[begin Records to process]

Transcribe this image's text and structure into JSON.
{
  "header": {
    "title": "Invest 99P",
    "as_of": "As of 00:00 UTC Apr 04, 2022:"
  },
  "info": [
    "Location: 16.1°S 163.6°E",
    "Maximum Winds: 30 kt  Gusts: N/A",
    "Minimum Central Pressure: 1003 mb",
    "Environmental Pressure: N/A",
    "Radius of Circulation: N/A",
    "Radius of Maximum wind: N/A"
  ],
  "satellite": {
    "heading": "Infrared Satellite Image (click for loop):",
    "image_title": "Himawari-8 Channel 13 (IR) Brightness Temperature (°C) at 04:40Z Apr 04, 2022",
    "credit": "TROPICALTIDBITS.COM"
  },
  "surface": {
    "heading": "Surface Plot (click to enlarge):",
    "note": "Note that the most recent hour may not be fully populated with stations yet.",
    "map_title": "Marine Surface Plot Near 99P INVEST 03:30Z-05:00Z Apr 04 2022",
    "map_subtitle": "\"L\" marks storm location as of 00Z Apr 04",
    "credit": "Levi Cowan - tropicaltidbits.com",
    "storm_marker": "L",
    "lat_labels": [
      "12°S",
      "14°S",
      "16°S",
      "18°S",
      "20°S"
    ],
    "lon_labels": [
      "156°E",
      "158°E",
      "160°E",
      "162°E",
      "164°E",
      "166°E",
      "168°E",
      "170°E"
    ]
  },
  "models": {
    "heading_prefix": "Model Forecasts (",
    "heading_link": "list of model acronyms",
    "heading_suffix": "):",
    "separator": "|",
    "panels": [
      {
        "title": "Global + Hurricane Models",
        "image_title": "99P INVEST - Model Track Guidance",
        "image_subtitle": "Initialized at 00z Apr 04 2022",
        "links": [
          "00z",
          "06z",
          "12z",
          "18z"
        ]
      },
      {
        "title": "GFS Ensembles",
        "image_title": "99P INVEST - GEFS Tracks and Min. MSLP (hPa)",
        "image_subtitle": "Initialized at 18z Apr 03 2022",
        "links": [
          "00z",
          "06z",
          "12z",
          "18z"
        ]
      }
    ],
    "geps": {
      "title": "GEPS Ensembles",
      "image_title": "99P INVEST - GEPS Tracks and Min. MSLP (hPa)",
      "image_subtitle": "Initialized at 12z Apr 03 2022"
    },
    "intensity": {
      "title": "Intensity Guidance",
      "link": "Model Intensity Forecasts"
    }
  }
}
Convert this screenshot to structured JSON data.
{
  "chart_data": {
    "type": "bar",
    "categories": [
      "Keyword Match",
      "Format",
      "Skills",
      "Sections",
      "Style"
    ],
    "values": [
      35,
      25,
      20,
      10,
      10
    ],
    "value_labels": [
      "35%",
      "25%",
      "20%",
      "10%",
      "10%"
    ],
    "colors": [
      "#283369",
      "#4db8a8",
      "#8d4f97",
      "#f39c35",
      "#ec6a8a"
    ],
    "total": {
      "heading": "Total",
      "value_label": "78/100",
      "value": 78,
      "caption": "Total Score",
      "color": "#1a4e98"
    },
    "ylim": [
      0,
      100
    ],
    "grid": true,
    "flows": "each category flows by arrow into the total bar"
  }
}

[end Records to process]
[begin Records to process]

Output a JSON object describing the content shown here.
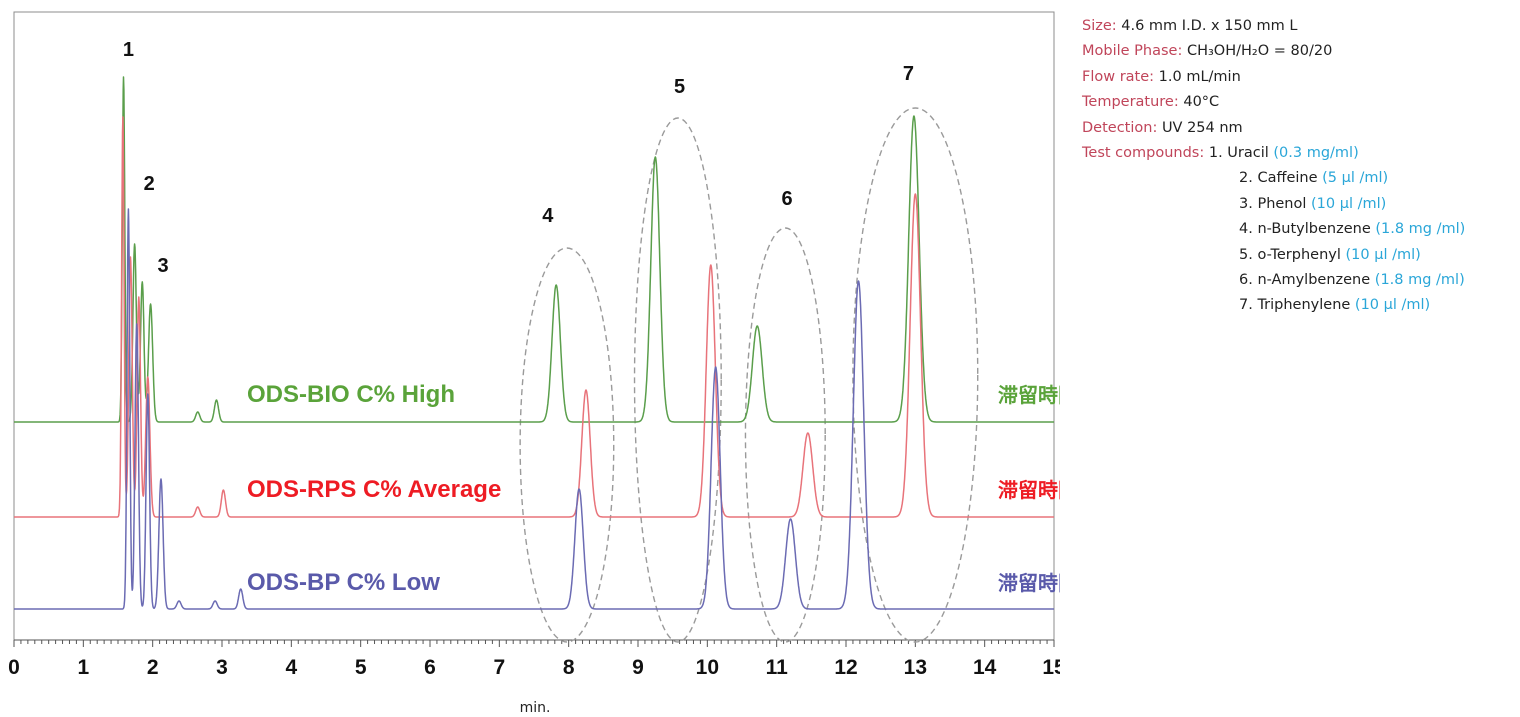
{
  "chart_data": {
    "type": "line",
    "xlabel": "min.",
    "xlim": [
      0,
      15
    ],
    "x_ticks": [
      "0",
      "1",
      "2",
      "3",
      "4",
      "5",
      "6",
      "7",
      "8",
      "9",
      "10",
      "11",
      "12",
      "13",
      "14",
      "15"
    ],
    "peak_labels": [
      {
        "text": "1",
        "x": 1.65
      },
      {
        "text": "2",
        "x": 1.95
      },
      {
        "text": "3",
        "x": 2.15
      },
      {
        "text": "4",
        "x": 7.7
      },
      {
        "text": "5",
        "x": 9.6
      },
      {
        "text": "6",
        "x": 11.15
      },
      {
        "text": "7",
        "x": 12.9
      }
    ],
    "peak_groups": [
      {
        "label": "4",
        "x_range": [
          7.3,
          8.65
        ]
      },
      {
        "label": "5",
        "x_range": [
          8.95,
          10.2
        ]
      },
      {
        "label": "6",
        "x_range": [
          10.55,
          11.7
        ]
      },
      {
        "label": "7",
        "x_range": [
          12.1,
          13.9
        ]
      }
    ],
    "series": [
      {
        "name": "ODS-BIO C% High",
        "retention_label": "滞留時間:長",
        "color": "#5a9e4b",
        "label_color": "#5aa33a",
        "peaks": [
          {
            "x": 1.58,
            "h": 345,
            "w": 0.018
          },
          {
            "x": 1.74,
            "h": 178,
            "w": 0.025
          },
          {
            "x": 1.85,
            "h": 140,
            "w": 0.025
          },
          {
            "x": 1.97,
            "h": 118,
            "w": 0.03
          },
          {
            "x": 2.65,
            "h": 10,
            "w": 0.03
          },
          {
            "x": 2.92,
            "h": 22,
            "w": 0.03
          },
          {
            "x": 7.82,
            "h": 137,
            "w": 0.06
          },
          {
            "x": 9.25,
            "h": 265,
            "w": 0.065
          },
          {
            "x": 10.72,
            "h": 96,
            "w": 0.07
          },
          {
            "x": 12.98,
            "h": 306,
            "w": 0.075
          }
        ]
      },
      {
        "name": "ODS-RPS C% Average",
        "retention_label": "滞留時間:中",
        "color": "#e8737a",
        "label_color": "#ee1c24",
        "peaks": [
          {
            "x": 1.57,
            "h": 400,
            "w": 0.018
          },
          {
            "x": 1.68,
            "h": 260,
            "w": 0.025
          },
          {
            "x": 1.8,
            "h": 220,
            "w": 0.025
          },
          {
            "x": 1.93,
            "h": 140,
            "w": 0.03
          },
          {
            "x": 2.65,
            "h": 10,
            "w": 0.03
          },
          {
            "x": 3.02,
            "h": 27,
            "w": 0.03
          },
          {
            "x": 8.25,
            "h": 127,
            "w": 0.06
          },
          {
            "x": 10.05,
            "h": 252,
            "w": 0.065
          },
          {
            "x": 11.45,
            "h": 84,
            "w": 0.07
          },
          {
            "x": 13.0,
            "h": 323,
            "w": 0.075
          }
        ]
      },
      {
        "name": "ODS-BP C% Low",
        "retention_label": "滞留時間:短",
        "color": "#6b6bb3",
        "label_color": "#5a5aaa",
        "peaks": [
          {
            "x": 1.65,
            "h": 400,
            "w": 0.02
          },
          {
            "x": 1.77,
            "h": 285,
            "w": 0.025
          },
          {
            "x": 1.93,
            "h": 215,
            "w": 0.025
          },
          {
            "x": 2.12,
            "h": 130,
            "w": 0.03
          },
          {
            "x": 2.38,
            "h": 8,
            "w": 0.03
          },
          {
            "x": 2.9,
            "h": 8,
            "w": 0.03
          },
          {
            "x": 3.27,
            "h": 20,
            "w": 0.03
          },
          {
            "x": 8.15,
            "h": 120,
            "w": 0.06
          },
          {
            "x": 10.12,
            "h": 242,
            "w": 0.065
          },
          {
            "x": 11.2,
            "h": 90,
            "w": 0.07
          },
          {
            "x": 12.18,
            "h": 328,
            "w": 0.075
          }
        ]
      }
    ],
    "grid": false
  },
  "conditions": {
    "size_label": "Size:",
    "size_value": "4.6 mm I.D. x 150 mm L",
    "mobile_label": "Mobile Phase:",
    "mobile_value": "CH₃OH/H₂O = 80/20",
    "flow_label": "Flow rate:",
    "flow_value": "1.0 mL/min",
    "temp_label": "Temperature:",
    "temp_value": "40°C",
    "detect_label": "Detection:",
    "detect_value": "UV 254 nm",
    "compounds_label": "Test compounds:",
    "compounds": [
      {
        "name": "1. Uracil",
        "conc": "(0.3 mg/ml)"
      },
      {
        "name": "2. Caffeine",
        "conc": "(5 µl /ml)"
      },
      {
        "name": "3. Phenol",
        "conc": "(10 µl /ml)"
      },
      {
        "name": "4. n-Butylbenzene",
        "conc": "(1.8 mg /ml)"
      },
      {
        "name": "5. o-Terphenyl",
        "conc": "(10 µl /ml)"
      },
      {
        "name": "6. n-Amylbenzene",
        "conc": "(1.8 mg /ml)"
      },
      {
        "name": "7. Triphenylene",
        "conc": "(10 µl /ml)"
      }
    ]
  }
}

[end Records to process]
[begin Records to process]

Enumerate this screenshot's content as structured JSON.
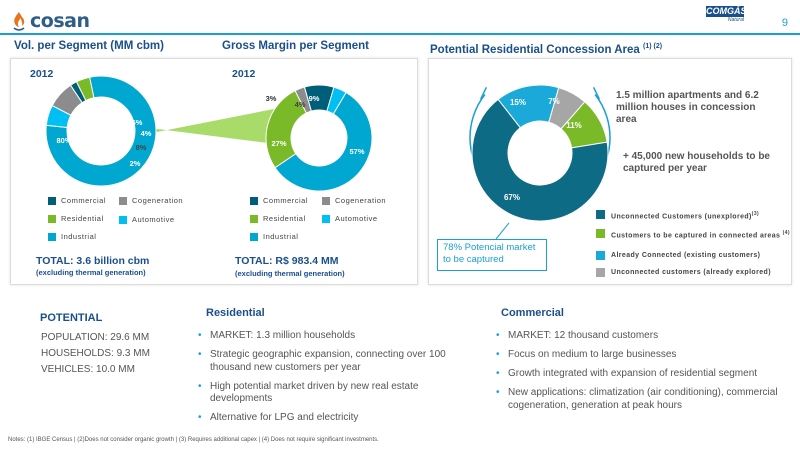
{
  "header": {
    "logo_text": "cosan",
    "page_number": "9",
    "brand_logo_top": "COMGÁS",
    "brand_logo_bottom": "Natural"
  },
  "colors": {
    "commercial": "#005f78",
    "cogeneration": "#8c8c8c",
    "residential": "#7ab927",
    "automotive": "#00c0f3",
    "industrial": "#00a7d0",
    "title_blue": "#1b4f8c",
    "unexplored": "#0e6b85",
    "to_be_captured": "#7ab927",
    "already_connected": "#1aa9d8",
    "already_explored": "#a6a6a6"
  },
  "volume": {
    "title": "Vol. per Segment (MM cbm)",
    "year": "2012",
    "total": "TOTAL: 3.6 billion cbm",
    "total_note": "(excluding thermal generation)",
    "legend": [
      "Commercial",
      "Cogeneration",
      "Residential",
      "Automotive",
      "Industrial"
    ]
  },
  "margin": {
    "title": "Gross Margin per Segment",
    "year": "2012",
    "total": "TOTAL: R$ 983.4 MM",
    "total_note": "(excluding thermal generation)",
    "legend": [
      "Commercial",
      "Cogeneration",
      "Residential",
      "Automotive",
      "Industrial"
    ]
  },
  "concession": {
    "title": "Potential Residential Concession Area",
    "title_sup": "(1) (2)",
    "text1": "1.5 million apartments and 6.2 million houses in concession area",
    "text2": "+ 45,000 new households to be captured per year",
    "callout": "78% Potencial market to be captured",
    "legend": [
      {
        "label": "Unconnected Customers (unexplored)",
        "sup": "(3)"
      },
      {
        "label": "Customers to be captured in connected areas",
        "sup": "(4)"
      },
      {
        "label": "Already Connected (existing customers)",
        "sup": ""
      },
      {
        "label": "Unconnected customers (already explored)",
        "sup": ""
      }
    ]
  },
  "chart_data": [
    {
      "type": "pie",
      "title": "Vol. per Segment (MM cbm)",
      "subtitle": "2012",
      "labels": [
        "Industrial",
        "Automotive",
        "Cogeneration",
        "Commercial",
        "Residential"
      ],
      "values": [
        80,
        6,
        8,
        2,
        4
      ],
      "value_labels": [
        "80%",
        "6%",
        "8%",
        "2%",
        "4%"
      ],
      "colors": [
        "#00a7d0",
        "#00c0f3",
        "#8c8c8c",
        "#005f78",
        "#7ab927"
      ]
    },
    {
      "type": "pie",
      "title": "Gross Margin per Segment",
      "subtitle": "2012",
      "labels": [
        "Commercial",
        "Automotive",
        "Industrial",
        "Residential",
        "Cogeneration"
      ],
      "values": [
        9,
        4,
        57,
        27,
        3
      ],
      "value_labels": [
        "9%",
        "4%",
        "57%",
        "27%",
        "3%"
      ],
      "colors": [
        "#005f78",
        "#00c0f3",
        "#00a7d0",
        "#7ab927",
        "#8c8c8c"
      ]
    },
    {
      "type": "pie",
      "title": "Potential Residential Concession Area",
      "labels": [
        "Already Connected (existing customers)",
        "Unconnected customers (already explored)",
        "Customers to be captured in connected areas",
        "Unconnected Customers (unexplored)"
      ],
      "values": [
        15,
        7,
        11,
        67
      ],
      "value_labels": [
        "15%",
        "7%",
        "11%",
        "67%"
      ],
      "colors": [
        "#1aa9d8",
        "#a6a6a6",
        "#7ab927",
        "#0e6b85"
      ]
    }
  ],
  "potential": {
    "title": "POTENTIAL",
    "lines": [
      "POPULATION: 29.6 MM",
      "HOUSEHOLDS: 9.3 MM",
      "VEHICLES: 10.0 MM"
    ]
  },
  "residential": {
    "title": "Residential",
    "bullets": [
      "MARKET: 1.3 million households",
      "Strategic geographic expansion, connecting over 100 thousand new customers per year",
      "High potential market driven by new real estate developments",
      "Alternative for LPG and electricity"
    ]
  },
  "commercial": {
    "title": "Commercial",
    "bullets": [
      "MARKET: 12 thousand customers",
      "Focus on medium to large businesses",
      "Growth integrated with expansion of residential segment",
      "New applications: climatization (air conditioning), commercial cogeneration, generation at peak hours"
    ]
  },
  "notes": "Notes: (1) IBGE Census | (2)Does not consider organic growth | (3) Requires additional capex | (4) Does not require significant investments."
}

[end Records to process]

* _What needs to be done_:
Of the lines in this listing, report how many contain the string "Ensembles", and give the number only.

* _Reply_:
2